Chart and figure data:
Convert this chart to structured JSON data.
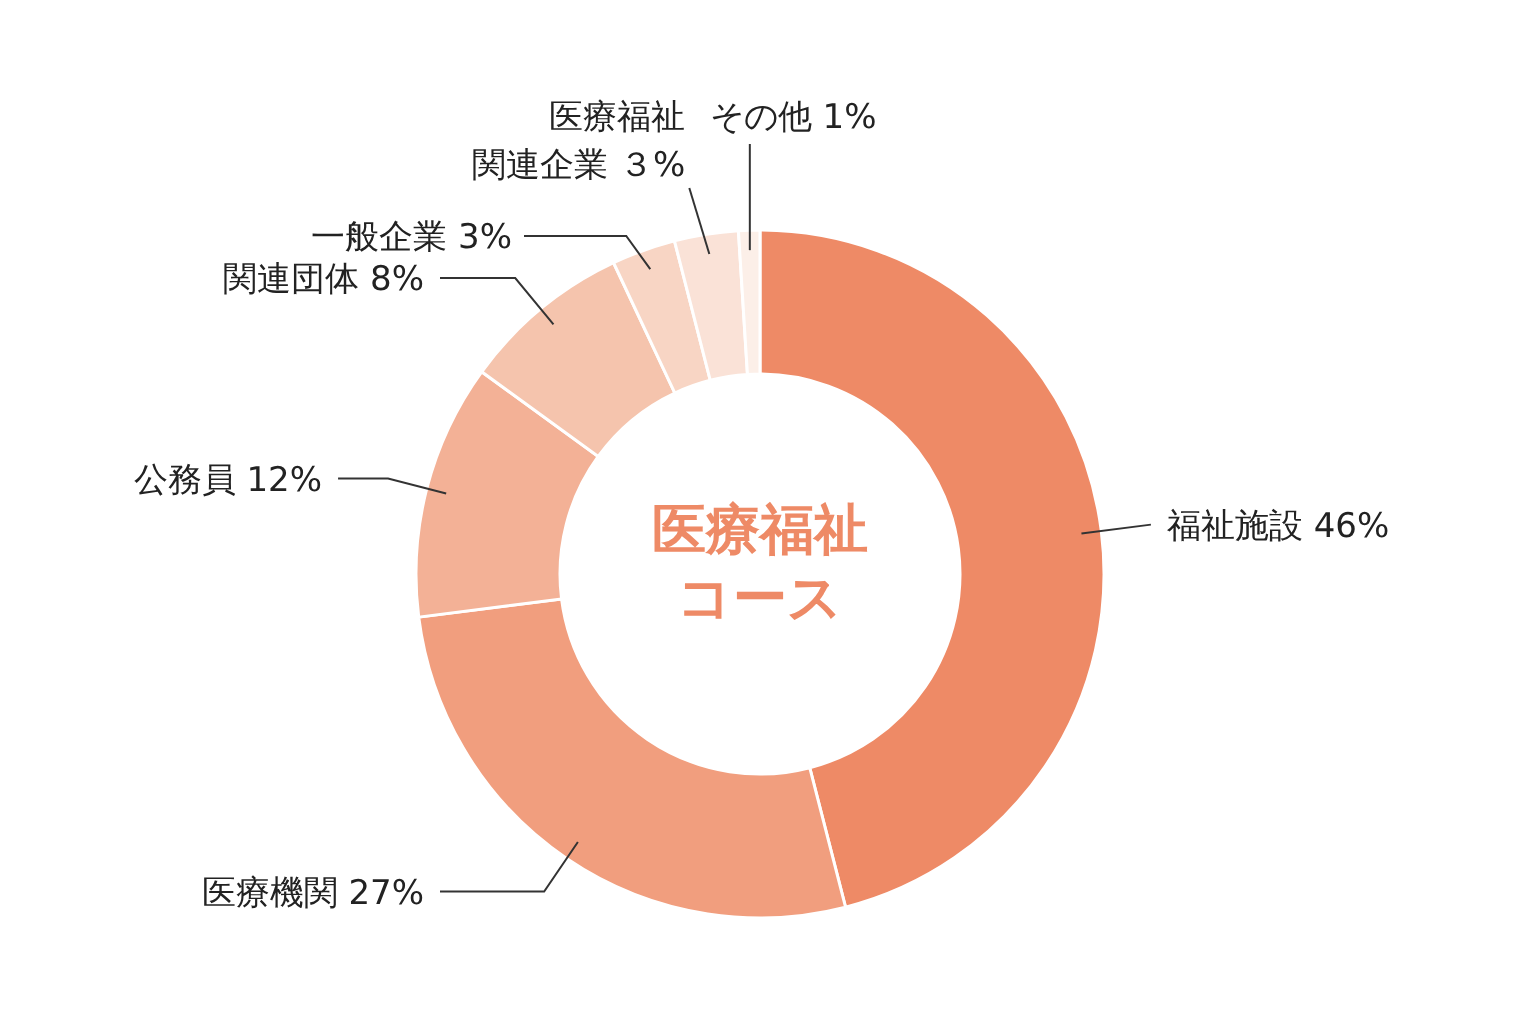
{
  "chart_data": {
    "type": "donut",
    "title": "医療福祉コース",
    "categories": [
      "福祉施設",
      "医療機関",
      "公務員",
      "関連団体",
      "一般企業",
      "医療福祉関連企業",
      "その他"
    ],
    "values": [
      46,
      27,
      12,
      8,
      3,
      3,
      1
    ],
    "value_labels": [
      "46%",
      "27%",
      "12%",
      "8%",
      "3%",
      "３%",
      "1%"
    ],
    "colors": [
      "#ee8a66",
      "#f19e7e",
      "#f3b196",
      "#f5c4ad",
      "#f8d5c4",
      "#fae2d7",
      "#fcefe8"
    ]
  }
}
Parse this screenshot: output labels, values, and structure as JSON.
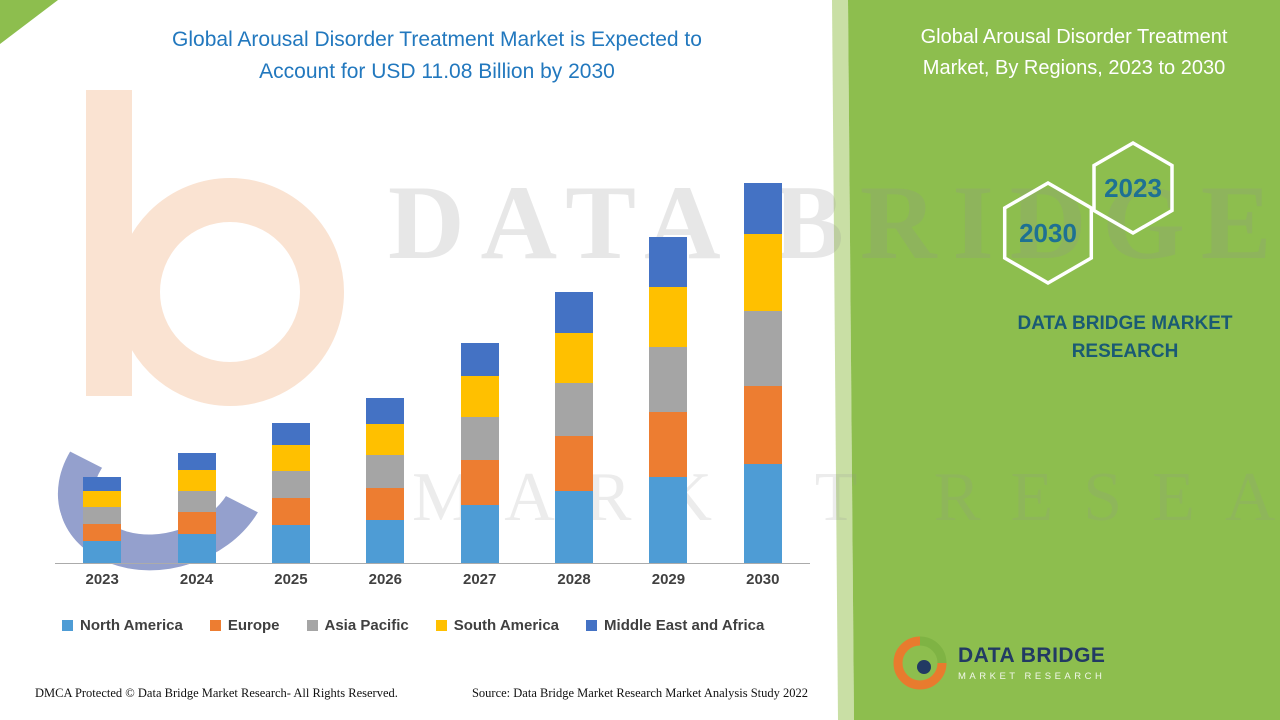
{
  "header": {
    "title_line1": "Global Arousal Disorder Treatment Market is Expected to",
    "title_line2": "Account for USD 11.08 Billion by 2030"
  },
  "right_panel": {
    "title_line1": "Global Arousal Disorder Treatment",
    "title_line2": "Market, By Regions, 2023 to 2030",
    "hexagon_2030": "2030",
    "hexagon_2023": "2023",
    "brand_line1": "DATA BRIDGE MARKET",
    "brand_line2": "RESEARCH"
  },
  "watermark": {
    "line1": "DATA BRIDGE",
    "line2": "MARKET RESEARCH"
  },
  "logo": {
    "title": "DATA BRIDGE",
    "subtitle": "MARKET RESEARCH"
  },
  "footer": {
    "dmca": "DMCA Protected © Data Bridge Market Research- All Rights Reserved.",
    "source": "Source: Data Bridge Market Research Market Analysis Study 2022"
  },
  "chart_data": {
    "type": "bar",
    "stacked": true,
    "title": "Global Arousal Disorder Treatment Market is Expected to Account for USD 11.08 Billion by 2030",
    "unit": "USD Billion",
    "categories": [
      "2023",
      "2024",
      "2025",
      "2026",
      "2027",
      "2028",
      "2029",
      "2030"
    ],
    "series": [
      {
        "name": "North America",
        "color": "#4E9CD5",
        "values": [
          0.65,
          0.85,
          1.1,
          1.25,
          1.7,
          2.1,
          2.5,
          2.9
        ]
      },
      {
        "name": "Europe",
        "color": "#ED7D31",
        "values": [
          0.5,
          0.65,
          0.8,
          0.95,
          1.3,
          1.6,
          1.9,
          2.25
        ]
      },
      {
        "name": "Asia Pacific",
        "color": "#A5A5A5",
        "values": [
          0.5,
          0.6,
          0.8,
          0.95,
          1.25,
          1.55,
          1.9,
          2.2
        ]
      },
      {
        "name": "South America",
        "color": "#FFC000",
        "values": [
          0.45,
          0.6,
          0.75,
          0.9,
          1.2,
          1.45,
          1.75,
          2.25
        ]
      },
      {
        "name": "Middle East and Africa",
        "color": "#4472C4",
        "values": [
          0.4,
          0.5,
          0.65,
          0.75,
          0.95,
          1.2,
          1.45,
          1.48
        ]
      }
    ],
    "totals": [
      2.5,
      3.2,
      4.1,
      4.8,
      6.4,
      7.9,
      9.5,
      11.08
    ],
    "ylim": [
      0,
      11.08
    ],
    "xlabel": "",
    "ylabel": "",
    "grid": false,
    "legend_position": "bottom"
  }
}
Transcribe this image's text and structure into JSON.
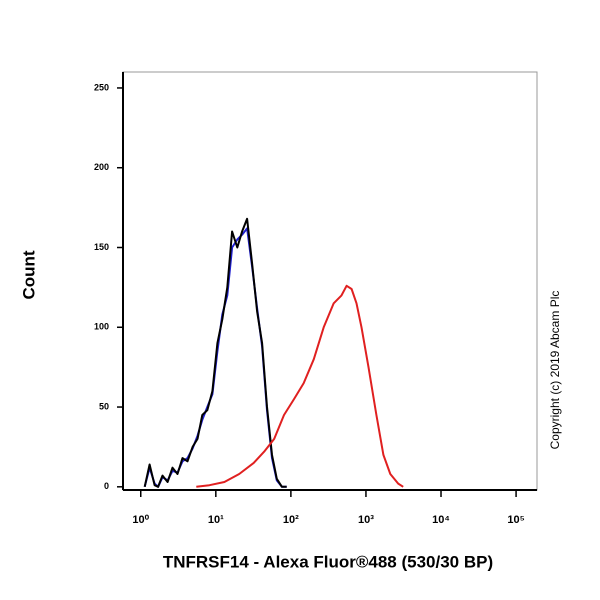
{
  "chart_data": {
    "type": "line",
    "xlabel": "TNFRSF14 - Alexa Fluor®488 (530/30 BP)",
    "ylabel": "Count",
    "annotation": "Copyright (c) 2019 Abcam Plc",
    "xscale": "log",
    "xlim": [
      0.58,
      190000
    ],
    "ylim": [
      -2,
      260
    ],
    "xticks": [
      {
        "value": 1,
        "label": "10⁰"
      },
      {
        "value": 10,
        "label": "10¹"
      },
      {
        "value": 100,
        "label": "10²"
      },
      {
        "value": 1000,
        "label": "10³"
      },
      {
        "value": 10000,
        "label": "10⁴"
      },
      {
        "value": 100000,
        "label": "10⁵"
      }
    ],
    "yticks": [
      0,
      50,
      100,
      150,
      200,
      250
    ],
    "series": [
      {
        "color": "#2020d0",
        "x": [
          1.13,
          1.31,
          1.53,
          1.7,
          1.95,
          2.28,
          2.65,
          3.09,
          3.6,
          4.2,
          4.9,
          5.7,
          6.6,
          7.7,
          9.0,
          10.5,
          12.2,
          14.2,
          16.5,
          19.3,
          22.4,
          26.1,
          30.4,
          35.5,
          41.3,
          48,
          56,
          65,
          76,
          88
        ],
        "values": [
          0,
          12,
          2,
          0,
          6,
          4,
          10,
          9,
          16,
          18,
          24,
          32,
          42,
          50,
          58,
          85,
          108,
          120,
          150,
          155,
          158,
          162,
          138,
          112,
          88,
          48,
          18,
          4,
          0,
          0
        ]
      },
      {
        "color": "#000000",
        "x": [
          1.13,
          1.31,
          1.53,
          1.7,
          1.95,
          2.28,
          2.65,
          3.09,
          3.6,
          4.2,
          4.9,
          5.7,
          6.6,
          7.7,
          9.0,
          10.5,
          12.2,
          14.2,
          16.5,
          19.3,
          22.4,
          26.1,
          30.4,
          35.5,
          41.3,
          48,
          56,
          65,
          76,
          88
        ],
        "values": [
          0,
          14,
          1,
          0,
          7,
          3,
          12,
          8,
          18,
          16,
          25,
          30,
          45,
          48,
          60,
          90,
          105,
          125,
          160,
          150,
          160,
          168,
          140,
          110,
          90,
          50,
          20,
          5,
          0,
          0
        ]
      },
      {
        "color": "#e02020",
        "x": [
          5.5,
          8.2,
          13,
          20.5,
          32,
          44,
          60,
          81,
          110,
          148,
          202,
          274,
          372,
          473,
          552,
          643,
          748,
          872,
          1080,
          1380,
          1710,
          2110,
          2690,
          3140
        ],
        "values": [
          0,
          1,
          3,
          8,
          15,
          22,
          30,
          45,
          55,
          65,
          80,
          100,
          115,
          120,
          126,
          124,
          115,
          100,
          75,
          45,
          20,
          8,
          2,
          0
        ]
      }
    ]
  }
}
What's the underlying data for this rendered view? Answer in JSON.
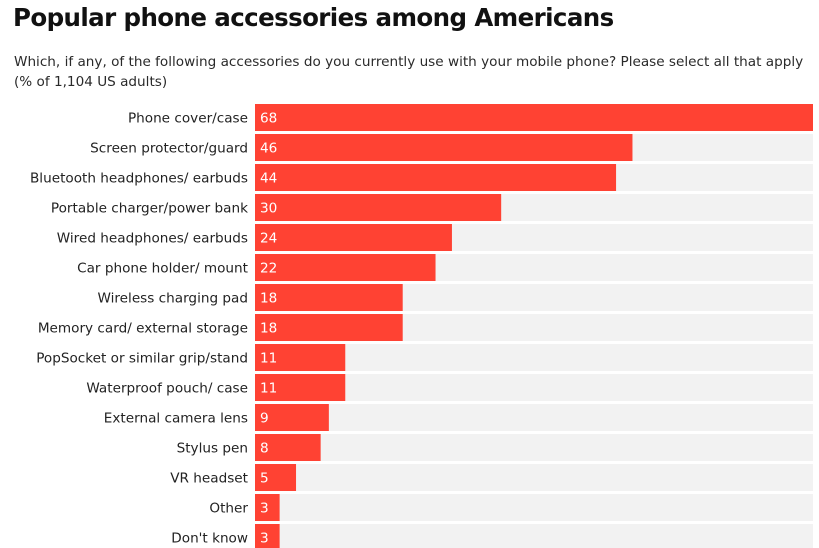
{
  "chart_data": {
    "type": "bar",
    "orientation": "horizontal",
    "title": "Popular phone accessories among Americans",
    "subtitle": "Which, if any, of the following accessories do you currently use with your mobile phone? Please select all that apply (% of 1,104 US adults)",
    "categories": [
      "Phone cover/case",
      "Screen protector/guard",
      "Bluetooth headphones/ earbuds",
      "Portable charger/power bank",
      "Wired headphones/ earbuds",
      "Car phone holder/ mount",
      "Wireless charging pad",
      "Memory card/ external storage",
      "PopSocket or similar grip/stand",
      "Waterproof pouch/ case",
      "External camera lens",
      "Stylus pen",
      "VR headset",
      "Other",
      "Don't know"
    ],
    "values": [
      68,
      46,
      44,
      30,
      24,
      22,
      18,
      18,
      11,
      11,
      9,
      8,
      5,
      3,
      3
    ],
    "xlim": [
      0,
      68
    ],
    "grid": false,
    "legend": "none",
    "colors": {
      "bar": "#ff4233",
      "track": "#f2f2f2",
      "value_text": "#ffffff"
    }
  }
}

YOUR INSTRUCTIONS:
Retype everything in the material word for word, minus pictures.

TASK RESPONSE:
Convert this chart to structured JSON data.
{
  "chart_data": {
    "type": "donut",
    "title": "医療福祉コース",
    "categories": [
      "福祉施設",
      "医療機関",
      "公務員",
      "関連団体",
      "一般企業",
      "医療福祉関連企業",
      "その他"
    ],
    "values": [
      46,
      27,
      12,
      8,
      3,
      3,
      1
    ],
    "value_labels": [
      "46%",
      "27%",
      "12%",
      "8%",
      "3%",
      "３%",
      "1%"
    ],
    "colors": [
      "#ee8a66",
      "#f19e7e",
      "#f3b196",
      "#f5c4ad",
      "#f8d5c4",
      "#fae2d7",
      "#fcefe8"
    ]
  }
}
Parse this screenshot: output labels, values, and structure as JSON.
{
  "header": {
    "title_line1": "Global Arousal Disorder Treatment Market is Expected to",
    "title_line2": "Account for USD 11.08 Billion by 2030"
  },
  "right_panel": {
    "title_line1": "Global Arousal Disorder Treatment",
    "title_line2": "Market, By Regions, 2023 to 2030",
    "hexagon_2030": "2030",
    "hexagon_2023": "2023",
    "brand_line1": "DATA BRIDGE MARKET",
    "brand_line2": "RESEARCH"
  },
  "watermark": {
    "line1": "DATA BRIDGE",
    "line2": "MARKET RESEARCH"
  },
  "logo": {
    "title": "DATA BRIDGE",
    "subtitle": "MARKET RESEARCH"
  },
  "footer": {
    "dmca": "DMCA Protected © Data Bridge Market Research- All Rights Reserved.",
    "source": "Source: Data Bridge Market Research Market Analysis Study 2022"
  },
  "chart_data": {
    "type": "bar",
    "stacked": true,
    "title": "Global Arousal Disorder Treatment Market is Expected to Account for USD 11.08 Billion by 2030",
    "unit": "USD Billion",
    "categories": [
      "2023",
      "2024",
      "2025",
      "2026",
      "2027",
      "2028",
      "2029",
      "2030"
    ],
    "series": [
      {
        "name": "North America",
        "color": "#4E9CD5",
        "values": [
          0.65,
          0.85,
          1.1,
          1.25,
          1.7,
          2.1,
          2.5,
          2.9
        ]
      },
      {
        "name": "Europe",
        "color": "#ED7D31",
        "values": [
          0.5,
          0.65,
          0.8,
          0.95,
          1.3,
          1.6,
          1.9,
          2.25
        ]
      },
      {
        "name": "Asia Pacific",
        "color": "#A5A5A5",
        "values": [
          0.5,
          0.6,
          0.8,
          0.95,
          1.25,
          1.55,
          1.9,
          2.2
        ]
      },
      {
        "name": "South America",
        "color": "#FFC000",
        "values": [
          0.45,
          0.6,
          0.75,
          0.9,
          1.2,
          1.45,
          1.75,
          2.25
        ]
      },
      {
        "name": "Middle East and Africa",
        "color": "#4472C4",
        "values": [
          0.4,
          0.5,
          0.65,
          0.75,
          0.95,
          1.2,
          1.45,
          1.48
        ]
      }
    ],
    "totals": [
      2.5,
      3.2,
      4.1,
      4.8,
      6.4,
      7.9,
      9.5,
      11.08
    ],
    "ylim": [
      0,
      11.08
    ],
    "xlabel": "",
    "ylabel": "",
    "grid": false,
    "legend_position": "bottom"
  }
}
Transcribe this image's text and structure into JSON.
{
  "chart_data": {
    "type": "line",
    "xlabel": "TNFRSF14 - Alexa Fluor®488 (530/30 BP)",
    "ylabel": "Count",
    "annotation": "Copyright (c) 2019 Abcam Plc",
    "xscale": "log",
    "xlim": [
      0.58,
      190000
    ],
    "ylim": [
      -2,
      260
    ],
    "xticks": [
      {
        "value": 1,
        "label": "10⁰"
      },
      {
        "value": 10,
        "label": "10¹"
      },
      {
        "value": 100,
        "label": "10²"
      },
      {
        "value": 1000,
        "label": "10³"
      },
      {
        "value": 10000,
        "label": "10⁴"
      },
      {
        "value": 100000,
        "label": "10⁵"
      }
    ],
    "yticks": [
      0,
      50,
      100,
      150,
      200,
      250
    ],
    "series": [
      {
        "color": "#2020d0",
        "x": [
          1.13,
          1.31,
          1.53,
          1.7,
          1.95,
          2.28,
          2.65,
          3.09,
          3.6,
          4.2,
          4.9,
          5.7,
          6.6,
          7.7,
          9.0,
          10.5,
          12.2,
          14.2,
          16.5,
          19.3,
          22.4,
          26.1,
          30.4,
          35.5,
          41.3,
          48,
          56,
          65,
          76,
          88
        ],
        "values": [
          0,
          12,
          2,
          0,
          6,
          4,
          10,
          9,
          16,
          18,
          24,
          32,
          42,
          50,
          58,
          85,
          108,
          120,
          150,
          155,
          158,
          162,
          138,
          112,
          88,
          48,
          18,
          4,
          0,
          0
        ]
      },
      {
        "color": "#000000",
        "x": [
          1.13,
          1.31,
          1.53,
          1.7,
          1.95,
          2.28,
          2.65,
          3.09,
          3.6,
          4.2,
          4.9,
          5.7,
          6.6,
          7.7,
          9.0,
          10.5,
          12.2,
          14.2,
          16.5,
          19.3,
          22.4,
          26.1,
          30.4,
          35.5,
          41.3,
          48,
          56,
          65,
          76,
          88
        ],
        "values": [
          0,
          14,
          1,
          0,
          7,
          3,
          12,
          8,
          18,
          16,
          25,
          30,
          45,
          48,
          60,
          90,
          105,
          125,
          160,
          150,
          160,
          168,
          140,
          110,
          90,
          50,
          20,
          5,
          0,
          0
        ]
      },
      {
        "color": "#e02020",
        "x": [
          5.5,
          8.2,
          13,
          20.5,
          32,
          44,
          60,
          81,
          110,
          148,
          202,
          274,
          372,
          473,
          552,
          643,
          748,
          872,
          1080,
          1380,
          1710,
          2110,
          2690,
          3140
        ],
        "values": [
          0,
          1,
          3,
          8,
          15,
          22,
          30,
          45,
          55,
          65,
          80,
          100,
          115,
          120,
          126,
          124,
          115,
          100,
          75,
          45,
          20,
          8,
          2,
          0
        ]
      }
    ]
  }
}
What's the underlying data for this rendered view? Answer in JSON.
{
  "chart_data": {
    "type": "bar",
    "orientation": "horizontal",
    "title": "Popular phone accessories among Americans",
    "subtitle": "Which, if any, of the following accessories do you currently use with your mobile phone? Please select all that apply (% of 1,104 US adults)",
    "categories": [
      "Phone cover/case",
      "Screen protector/guard",
      "Bluetooth headphones/ earbuds",
      "Portable charger/power bank",
      "Wired headphones/ earbuds",
      "Car phone holder/ mount",
      "Wireless charging pad",
      "Memory card/ external storage",
      "PopSocket or similar grip/stand",
      "Waterproof pouch/ case",
      "External camera lens",
      "Stylus pen",
      "VR headset",
      "Other",
      "Don't know"
    ],
    "values": [
      68,
      46,
      44,
      30,
      24,
      22,
      18,
      18,
      11,
      11,
      9,
      8,
      5,
      3,
      3
    ],
    "xlim": [
      0,
      68
    ],
    "grid": false,
    "legend": "none",
    "colors": {
      "bar": "#ff4233",
      "track": "#f2f2f2",
      "value_text": "#ffffff"
    }
  }
}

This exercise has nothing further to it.